● **Task description**:
Using the listing below, report all lines holding the word "Sloveenia".

● **Records supplied**:
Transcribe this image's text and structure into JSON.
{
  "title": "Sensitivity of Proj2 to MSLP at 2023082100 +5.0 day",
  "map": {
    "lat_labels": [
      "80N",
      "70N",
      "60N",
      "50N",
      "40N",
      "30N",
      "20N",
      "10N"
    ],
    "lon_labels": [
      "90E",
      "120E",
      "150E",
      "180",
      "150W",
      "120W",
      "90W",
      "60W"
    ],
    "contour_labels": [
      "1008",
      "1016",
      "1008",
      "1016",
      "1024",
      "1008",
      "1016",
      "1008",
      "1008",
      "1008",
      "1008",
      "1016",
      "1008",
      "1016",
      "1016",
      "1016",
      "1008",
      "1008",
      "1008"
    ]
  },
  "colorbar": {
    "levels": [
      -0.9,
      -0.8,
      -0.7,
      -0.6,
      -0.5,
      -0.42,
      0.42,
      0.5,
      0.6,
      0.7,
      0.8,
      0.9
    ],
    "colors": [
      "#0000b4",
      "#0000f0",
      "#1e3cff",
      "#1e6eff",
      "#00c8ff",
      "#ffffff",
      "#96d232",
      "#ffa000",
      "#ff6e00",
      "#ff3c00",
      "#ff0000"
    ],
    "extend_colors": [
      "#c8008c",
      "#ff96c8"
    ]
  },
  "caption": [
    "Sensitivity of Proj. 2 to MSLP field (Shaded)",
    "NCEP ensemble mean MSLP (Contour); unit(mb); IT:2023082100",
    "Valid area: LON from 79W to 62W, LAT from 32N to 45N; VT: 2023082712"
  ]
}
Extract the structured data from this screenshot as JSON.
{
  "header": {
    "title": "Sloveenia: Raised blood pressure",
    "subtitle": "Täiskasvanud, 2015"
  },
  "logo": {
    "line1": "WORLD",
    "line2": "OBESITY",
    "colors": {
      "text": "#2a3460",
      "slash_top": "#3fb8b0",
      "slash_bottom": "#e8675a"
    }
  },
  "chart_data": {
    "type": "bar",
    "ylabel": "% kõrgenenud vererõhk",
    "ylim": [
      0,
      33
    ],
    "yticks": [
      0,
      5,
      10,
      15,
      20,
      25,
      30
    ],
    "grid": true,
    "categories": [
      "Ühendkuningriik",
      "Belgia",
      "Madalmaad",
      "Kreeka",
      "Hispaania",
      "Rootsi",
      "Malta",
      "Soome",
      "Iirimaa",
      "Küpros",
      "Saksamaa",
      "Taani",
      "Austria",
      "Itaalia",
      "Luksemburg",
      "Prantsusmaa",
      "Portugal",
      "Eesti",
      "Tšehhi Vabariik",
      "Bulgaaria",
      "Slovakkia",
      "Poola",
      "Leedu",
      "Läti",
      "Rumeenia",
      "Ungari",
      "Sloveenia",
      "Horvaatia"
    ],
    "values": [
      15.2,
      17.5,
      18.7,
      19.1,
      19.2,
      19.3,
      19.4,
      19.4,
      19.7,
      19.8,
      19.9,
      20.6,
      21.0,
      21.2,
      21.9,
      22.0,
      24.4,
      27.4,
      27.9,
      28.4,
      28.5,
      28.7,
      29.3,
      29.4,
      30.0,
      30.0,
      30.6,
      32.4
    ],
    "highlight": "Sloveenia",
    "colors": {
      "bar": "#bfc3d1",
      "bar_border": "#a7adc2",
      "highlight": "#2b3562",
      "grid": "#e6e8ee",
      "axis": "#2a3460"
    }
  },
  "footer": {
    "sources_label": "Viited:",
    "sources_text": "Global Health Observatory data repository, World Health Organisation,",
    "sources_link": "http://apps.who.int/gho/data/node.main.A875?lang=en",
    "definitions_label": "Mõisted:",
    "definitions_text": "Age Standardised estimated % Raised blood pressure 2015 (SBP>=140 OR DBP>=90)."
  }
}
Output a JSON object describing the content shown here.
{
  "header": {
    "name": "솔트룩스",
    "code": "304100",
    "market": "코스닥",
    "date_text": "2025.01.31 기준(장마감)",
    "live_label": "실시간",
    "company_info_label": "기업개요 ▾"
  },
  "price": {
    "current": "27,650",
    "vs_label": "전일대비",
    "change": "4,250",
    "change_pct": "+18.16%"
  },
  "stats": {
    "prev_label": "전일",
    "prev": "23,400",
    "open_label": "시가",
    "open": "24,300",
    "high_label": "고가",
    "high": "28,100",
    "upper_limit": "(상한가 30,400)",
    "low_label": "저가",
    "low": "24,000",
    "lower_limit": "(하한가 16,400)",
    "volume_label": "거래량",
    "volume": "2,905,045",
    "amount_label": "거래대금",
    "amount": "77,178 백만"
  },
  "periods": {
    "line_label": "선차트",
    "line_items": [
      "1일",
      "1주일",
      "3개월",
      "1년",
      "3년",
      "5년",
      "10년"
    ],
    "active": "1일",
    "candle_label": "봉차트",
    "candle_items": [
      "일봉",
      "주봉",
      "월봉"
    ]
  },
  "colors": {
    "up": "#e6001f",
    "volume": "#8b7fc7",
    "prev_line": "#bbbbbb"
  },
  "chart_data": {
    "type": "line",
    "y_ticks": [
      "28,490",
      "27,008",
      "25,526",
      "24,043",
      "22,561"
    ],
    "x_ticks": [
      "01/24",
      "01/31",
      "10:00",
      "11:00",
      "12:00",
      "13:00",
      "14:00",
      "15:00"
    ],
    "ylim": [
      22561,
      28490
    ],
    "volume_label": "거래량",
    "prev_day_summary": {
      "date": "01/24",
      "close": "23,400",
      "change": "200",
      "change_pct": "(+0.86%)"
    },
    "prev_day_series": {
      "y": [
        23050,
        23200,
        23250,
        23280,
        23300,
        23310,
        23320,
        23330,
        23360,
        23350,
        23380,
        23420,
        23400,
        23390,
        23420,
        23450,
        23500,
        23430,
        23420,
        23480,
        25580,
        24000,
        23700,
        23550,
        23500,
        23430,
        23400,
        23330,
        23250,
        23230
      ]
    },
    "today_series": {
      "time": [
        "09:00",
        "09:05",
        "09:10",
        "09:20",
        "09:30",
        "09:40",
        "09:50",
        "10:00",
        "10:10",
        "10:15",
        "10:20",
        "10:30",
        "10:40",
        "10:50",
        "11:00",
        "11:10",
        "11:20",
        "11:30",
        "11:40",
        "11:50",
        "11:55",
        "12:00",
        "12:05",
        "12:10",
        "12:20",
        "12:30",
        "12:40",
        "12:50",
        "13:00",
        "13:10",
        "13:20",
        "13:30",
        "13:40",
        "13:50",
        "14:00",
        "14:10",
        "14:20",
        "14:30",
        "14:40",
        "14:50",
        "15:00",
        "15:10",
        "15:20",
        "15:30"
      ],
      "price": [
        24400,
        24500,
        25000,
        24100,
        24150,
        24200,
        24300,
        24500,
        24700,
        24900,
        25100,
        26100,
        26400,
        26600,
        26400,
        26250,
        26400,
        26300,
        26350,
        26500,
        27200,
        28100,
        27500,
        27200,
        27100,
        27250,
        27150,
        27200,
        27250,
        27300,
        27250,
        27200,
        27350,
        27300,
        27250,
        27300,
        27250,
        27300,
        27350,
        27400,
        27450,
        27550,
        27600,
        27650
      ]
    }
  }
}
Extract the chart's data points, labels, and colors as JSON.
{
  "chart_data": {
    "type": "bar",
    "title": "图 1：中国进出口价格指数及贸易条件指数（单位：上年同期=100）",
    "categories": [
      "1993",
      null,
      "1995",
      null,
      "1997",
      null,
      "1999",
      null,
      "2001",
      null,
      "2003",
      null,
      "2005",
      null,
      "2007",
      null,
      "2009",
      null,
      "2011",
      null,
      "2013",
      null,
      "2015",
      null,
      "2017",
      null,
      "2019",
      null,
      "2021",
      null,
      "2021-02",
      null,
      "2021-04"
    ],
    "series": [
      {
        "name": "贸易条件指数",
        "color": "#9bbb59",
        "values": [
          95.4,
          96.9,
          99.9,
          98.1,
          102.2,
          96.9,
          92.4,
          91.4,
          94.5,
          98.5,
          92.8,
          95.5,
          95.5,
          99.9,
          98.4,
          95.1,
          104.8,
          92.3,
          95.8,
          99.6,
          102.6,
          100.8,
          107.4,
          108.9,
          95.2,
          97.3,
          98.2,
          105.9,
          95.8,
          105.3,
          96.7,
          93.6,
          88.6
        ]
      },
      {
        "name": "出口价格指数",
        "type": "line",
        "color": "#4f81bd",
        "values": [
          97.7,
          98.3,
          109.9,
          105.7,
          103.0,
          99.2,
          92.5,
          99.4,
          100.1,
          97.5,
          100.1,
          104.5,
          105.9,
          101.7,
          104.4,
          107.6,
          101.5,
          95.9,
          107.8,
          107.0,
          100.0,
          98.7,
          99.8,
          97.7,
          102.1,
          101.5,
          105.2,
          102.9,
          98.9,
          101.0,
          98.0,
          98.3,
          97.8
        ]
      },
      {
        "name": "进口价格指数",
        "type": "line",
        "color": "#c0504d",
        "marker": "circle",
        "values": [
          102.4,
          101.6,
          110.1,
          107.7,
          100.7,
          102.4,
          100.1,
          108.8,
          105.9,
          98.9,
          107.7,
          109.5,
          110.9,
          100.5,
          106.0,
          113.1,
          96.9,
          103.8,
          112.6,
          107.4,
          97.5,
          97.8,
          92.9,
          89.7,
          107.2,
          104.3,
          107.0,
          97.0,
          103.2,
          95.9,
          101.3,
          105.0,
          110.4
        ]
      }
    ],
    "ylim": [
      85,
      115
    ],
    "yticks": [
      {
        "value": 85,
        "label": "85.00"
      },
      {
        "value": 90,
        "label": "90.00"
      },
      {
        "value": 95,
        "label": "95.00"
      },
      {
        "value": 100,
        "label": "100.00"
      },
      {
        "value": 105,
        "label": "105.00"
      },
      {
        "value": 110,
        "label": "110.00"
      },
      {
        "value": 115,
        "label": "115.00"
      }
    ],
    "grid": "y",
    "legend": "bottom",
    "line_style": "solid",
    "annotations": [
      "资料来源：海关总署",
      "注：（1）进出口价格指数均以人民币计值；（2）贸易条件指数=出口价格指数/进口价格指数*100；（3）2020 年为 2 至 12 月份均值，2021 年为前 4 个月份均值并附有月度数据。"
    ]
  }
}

● **Worked answer**:
    "title": "Sloveenia: Raised blood pressure",
      "Sloveenia",
    "highlight": "Sloveenia",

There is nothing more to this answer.